> [What is being asked]: Set down the material below word for word, excluding the pictures.

> [Dataset records]:
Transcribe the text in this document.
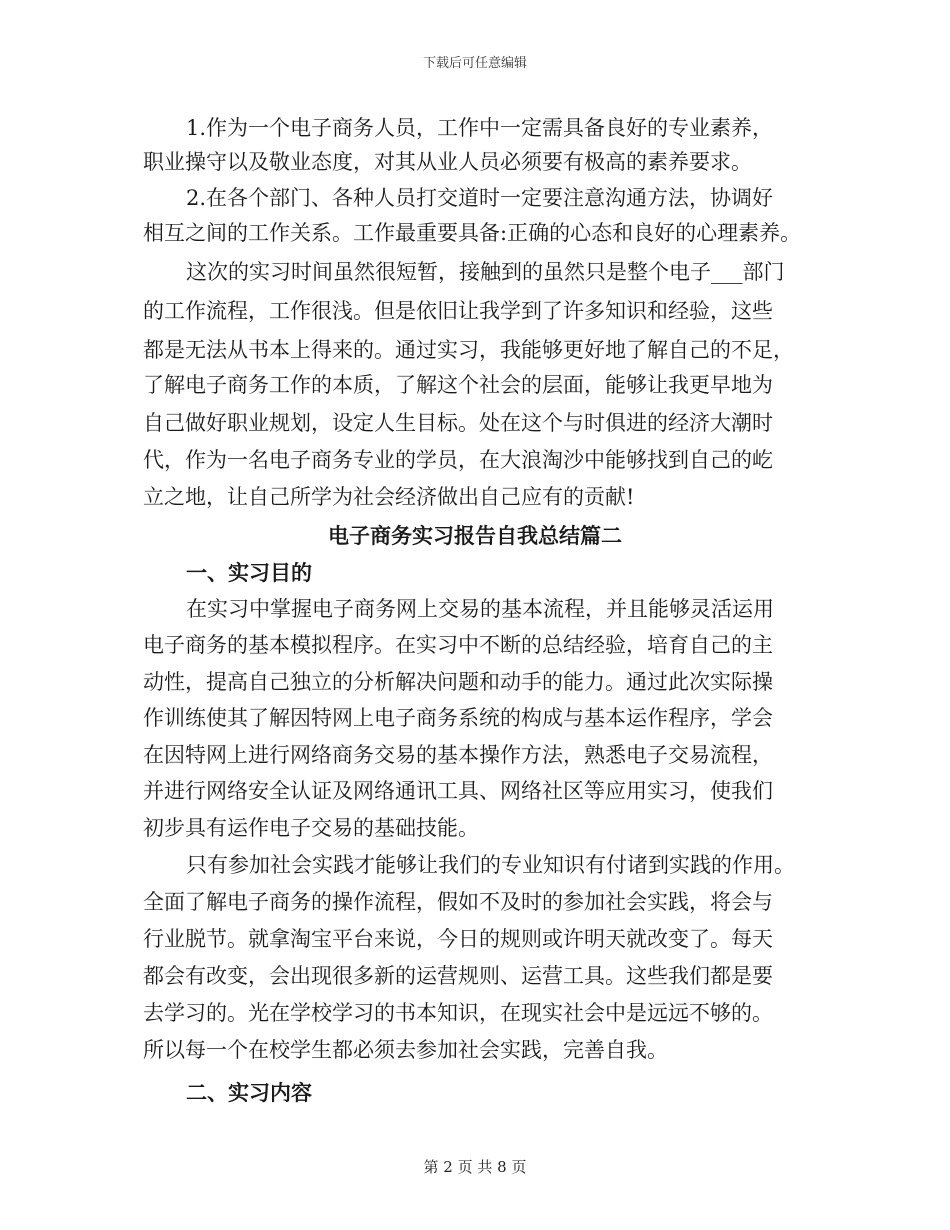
下载后可任意编辑
1.作为一个电子商务人员，工作中一定需具备良好的专业素养，
职业操守以及敬业态度，对其从业人员必须要有极高的素养要求。
2.在各个部门、各种人员打交道时一定要注意沟通方法，协调好
相互之间的工作关系。工作最重要具备:正确的心态和良好的心理素养。
这次的实习时间虽然很短暂，接触到的虽然只是整个电子___部门
的工作流程，工作很浅。但是依旧让我学到了许多知识和经验，这些
都是无法从书本上得来的。通过实习，我能够更好地了解自己的不足，
了解电子商务工作的本质，了解这个社会的层面，能够让我更早地为
自己做好职业规划，设定人生目标。处在这个与时俱进的经济大潮时
代，作为一名电子商务专业的学员，在大浪淘沙中能够找到自己的屹
立之地，让自己所学为社会经济做出自己应有的贡献!
电子商务实习报告自我总结篇二
一、实习目的
在实习中掌握电子商务网上交易的基本流程，并且能够灵活运用
电子商务的基本模拟程序。在实习中不断的总结经验，培育自己的主
动性，提高自己独立的分析解决问题和动手的能力。通过此次实际操
作训练使其了解因特网上电子商务系统的构成与基本运作程序，学会
在因特网上进行网络商务交易的基本操作方法，熟悉电子交易流程，
并进行网络安全认证及网络通讯工具、网络社区等应用实习，使我们
初步具有运作电子交易的基础技能。
只有参加社会实践才能够让我们的专业知识有付诸到实践的作用。
全面了解电子商务的操作流程，假如不及时的参加社会实践，将会与
行业脱节。就拿淘宝平台来说，今日的规则或许明天就改变了。每天
都会有改变，会出现很多新的运营规则、运营工具。这些我们都是要
去学习的。光在学校学习的书本知识，在现实社会中是远远不够的。
所以每一个在校学生都必须去参加社会实践，完善自我。
二、实习内容
第 2 页 共 8 页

> [Answer]:
Transcribe the text in this document.
下载后可任意编辑
1.作为一个电子商务人员，工作中一定需具备良好的专业素养，
职业操守以及敬业态度，对其从业人员必须要有极高的素养要求。
2.在各个部门、各种人员打交道时一定要注意沟通方法，协调好
相互之间的工作关系。工作最重要具备:正确的心态和良好的心理素养。
这次的实习时间虽然很短暂，接触到的虽然只是整个电子___部门
的工作流程，工作很浅。但是依旧让我学到了许多知识和经验，这些
都是无法从书本上得来的。通过实习，我能够更好地了解自己的不足，
了解电子商务工作的本质，了解这个社会的层面，能够让我更早地为
自己做好职业规划，设定人生目标。处在这个与时俱进的经济大潮时
代，作为一名电子商务专业的学员，在大浪淘沙中能够找到自己的屹
立之地，让自己所学为社会经济做出自己应有的贡献!
电子商务实习报告自我总结篇二
一、实习目的
在实习中掌握电子商务网上交易的基本流程，并且能够灵活运用
电子商务的基本模拟程序。在实习中不断的总结经验，培育自己的主
动性，提高自己独立的分析解决问题和动手的能力。通过此次实际操
作训练使其了解因特网上电子商务系统的构成与基本运作程序，学会
在因特网上进行网络商务交易的基本操作方法，熟悉电子交易流程，
并进行网络安全认证及网络通讯工具、网络社区等应用实习，使我们
初步具有运作电子交易的基础技能。
只有参加社会实践才能够让我们的专业知识有付诸到实践的作用。
全面了解电子商务的操作流程，假如不及时的参加社会实践，将会与
行业脱节。就拿淘宝平台来说，今日的规则或许明天就改变了。每天
都会有改变，会出现很多新的运营规则、运营工具。这些我们都是要
去学习的。光在学校学习的书本知识，在现实社会中是远远不够的。
所以每一个在校学生都必须去参加社会实践，完善自我。
二、实习内容
第 2 页 共 8 页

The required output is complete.